### LISTING
▬▬▬

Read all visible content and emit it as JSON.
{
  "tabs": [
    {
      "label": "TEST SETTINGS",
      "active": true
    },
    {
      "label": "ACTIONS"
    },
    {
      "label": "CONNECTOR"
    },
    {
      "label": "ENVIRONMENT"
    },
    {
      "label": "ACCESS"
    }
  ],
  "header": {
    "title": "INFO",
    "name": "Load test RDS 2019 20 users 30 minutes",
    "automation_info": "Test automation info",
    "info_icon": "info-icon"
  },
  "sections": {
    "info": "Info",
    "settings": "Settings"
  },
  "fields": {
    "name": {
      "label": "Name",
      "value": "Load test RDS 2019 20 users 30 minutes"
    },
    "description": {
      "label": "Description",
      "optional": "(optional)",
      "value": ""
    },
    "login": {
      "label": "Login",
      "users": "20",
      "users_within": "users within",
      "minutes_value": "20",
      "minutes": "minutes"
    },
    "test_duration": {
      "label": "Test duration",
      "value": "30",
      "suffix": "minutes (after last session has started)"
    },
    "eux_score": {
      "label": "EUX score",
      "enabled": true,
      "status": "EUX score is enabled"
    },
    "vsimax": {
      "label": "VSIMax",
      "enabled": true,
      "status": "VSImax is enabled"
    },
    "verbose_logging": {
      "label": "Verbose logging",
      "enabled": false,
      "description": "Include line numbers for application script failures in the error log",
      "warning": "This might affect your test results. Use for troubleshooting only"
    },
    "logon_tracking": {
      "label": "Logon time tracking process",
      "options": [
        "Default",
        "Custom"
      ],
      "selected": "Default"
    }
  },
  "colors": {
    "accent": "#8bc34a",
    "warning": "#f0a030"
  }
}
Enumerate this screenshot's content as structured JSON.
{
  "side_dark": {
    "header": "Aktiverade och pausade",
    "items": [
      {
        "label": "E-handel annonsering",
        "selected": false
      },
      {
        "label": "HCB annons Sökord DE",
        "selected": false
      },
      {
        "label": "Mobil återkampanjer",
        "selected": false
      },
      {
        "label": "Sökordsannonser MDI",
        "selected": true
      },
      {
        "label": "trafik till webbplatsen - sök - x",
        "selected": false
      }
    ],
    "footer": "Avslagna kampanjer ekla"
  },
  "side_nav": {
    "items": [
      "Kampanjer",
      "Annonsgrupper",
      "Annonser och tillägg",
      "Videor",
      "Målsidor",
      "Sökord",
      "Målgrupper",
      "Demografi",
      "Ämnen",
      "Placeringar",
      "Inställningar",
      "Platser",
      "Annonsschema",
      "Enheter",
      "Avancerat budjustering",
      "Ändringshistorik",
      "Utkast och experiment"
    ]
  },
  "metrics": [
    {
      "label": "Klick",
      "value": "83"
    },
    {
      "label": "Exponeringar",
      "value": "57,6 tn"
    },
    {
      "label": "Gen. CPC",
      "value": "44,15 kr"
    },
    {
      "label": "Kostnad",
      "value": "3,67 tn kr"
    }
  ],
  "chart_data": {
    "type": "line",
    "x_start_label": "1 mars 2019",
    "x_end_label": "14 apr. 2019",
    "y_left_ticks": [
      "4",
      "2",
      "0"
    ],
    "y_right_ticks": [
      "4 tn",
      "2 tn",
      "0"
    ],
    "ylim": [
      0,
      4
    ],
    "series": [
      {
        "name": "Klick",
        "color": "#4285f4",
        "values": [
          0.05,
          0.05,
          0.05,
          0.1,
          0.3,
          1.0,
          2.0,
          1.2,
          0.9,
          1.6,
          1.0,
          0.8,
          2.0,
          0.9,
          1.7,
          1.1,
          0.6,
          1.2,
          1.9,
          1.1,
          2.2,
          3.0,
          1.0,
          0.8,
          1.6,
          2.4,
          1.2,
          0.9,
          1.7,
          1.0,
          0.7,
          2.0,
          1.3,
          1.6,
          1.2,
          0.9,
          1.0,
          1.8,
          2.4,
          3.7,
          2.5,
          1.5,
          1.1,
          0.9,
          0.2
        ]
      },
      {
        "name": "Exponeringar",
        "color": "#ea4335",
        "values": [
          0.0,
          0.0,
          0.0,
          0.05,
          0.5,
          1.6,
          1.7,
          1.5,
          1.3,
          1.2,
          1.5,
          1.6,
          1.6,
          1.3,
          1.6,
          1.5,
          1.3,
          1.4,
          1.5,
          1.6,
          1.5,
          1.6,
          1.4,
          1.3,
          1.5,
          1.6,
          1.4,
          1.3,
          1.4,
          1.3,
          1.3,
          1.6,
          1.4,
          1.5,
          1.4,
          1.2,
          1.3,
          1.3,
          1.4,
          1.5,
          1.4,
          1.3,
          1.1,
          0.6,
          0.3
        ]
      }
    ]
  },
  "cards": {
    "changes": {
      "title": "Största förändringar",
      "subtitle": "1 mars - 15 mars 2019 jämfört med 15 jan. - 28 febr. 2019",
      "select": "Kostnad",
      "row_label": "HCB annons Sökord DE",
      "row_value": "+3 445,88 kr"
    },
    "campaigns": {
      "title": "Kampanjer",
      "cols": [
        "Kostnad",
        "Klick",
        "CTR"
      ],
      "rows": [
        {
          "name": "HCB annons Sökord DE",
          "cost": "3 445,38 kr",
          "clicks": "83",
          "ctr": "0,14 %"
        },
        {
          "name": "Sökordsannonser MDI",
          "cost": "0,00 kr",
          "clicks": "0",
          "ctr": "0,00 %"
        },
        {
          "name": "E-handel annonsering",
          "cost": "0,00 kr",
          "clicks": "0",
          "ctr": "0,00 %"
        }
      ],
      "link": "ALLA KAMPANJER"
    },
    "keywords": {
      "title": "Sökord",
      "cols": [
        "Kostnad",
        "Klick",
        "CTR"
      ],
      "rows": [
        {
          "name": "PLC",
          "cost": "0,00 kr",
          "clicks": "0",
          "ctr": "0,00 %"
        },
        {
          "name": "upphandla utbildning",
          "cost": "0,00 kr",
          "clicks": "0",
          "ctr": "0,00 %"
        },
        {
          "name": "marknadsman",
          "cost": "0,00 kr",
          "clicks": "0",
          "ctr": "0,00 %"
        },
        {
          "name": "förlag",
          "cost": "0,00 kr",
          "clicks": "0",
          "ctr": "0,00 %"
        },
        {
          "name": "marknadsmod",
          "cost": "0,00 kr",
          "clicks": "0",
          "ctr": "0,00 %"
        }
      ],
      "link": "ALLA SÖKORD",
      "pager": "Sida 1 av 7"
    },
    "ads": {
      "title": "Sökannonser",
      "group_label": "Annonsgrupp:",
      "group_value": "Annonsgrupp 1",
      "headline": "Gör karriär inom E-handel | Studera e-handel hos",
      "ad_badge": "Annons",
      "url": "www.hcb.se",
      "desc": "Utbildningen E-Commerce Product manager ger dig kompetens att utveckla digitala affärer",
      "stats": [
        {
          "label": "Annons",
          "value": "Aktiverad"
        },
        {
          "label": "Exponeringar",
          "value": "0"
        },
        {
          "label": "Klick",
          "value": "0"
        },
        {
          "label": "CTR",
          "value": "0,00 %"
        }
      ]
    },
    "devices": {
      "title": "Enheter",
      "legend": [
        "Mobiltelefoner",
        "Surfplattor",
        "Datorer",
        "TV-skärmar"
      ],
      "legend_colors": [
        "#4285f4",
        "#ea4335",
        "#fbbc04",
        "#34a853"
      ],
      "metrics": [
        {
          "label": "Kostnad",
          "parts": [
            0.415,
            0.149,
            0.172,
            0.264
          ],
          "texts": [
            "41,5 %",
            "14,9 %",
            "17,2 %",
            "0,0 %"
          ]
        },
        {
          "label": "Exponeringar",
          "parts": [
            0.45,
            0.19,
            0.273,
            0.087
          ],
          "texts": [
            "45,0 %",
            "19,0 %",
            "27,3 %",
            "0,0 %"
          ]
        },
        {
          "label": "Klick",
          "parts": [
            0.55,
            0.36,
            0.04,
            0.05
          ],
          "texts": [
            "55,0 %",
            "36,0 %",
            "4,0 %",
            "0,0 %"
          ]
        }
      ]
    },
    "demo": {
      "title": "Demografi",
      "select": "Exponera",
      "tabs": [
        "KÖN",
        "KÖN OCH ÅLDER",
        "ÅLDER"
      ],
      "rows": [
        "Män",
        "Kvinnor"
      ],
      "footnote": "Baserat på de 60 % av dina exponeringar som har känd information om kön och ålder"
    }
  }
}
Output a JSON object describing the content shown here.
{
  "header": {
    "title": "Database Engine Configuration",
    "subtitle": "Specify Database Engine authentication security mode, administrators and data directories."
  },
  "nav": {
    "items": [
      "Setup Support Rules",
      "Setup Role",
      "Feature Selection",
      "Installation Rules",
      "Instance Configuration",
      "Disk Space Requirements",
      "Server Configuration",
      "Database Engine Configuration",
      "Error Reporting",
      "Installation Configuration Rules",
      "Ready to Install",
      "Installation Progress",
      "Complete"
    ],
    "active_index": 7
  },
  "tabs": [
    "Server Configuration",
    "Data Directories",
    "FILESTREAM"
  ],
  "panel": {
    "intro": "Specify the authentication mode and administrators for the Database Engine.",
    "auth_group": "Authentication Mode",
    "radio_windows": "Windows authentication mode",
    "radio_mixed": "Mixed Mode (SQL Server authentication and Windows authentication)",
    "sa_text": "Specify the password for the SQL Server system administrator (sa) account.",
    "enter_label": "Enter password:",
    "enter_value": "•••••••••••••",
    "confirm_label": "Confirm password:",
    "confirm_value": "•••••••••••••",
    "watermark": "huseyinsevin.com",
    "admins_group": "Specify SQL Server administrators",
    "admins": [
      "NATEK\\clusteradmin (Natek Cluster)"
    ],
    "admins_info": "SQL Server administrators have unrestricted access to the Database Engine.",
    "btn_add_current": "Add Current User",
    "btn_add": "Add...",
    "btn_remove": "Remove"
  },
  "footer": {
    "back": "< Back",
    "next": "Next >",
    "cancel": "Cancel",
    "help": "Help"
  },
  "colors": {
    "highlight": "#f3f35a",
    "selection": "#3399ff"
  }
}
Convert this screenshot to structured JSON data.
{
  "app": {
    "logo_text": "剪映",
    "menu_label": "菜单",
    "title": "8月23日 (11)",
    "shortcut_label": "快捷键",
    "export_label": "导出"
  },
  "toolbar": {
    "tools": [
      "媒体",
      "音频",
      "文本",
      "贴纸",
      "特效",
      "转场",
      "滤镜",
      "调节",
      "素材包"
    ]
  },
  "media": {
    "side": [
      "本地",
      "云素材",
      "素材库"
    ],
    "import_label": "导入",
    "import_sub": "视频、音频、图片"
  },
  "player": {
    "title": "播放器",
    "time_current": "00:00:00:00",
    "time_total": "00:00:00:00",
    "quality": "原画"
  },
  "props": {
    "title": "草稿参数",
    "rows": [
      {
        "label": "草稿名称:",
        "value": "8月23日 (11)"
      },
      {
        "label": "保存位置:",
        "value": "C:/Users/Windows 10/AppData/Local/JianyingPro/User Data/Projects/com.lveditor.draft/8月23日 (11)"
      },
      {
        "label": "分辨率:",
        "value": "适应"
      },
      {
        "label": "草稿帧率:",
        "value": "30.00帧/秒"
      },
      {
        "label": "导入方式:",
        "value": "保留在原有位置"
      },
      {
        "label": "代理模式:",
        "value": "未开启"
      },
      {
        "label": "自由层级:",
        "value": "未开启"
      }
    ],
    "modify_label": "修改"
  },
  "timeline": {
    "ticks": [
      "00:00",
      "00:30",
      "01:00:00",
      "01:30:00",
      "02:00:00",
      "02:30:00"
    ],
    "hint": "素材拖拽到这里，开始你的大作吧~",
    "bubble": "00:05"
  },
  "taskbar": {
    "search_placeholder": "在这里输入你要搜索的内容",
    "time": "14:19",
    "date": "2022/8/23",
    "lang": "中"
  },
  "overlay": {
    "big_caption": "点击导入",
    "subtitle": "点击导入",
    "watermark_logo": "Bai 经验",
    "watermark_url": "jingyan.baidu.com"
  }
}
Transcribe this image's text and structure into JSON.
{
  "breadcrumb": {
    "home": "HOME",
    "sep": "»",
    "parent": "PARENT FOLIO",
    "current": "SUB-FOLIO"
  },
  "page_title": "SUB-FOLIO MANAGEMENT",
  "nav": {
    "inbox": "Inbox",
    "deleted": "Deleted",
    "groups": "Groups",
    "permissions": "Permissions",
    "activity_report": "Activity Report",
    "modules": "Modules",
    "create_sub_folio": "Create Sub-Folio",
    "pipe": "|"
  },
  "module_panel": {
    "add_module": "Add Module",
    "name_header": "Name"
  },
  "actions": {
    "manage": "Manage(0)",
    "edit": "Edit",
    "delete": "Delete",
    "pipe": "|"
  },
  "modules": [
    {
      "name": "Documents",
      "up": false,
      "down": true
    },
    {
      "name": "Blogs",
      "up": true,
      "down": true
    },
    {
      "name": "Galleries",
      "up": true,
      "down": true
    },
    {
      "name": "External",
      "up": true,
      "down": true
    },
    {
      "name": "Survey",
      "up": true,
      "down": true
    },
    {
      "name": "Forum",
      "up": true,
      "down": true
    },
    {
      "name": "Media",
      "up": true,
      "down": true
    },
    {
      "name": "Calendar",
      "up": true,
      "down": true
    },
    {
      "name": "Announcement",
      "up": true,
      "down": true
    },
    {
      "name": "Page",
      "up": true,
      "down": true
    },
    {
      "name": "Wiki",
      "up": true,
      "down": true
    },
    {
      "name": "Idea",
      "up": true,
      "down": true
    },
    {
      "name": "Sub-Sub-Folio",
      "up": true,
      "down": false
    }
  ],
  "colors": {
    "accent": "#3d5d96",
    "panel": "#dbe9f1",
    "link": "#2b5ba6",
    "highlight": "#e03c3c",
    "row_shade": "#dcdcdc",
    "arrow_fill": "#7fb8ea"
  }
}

▬▬▬

### EXERCISE GOAL
Pull out every line from the one with "Transcribe this image's" to the end of the listing, and output only those.

### SOLUTION FOR THIS PROBLEM
Transcribe this image's text and structure into JSON.
{
  "breadcrumb": {
    "home": "HOME",
    "sep": "»",
    "parent": "PARENT FOLIO",
    "current": "SUB-FOLIO"
  },
  "page_title": "SUB-FOLIO MANAGEMENT",
  "nav": {
    "inbox": "Inbox",
    "deleted": "Deleted",
    "groups": "Groups",
    "permissions": "Permissions",
    "activity_report": "Activity Report",
    "modules": "Modules",
    "create_sub_folio": "Create Sub-Folio",
    "pipe": "|"
  },
  "module_panel": {
    "add_module": "Add Module",
    "name_header": "Name"
  },
  "actions": {
    "manage": "Manage(0)",
    "edit": "Edit",
    "delete": "Delete",
    "pipe": "|"
  },
  "modules": [
    {
      "name": "Documents",
      "up": false,
      "down": true
    },
    {
      "name": "Blogs",
      "up": true,
      "down": true
    },
    {
      "name": "Galleries",
      "up": true,
      "down": true
    },
    {
      "name": "External",
      "up": true,
      "down": true
    },
    {
      "name": "Survey",
      "up": true,
      "down": true
    },
    {
      "name": "Forum",
      "up": true,
      "down": true
    },
    {
      "name": "Media",
      "up": true,
      "down": true
    },
    {
      "name": "Calendar",
      "up": true,
      "down": true
    },
    {
      "name": "Announcement",
      "up": true,
      "down": true
    },
    {
      "name": "Page",
      "up": true,
      "down": true
    },
    {
      "name": "Wiki",
      "up": true,
      "down": true
    },
    {
      "name": "Idea",
      "up": true,
      "down": true
    },
    {
      "name": "Sub-Sub-Folio",
      "up": true,
      "down": false
    }
  ],
  "colors": {
    "accent": "#3d5d96",
    "panel": "#dbe9f1",
    "link": "#2b5ba6",
    "highlight": "#e03c3c",
    "row_shade": "#dcdcdc",
    "arrow_fill": "#7fb8ea"
  }
}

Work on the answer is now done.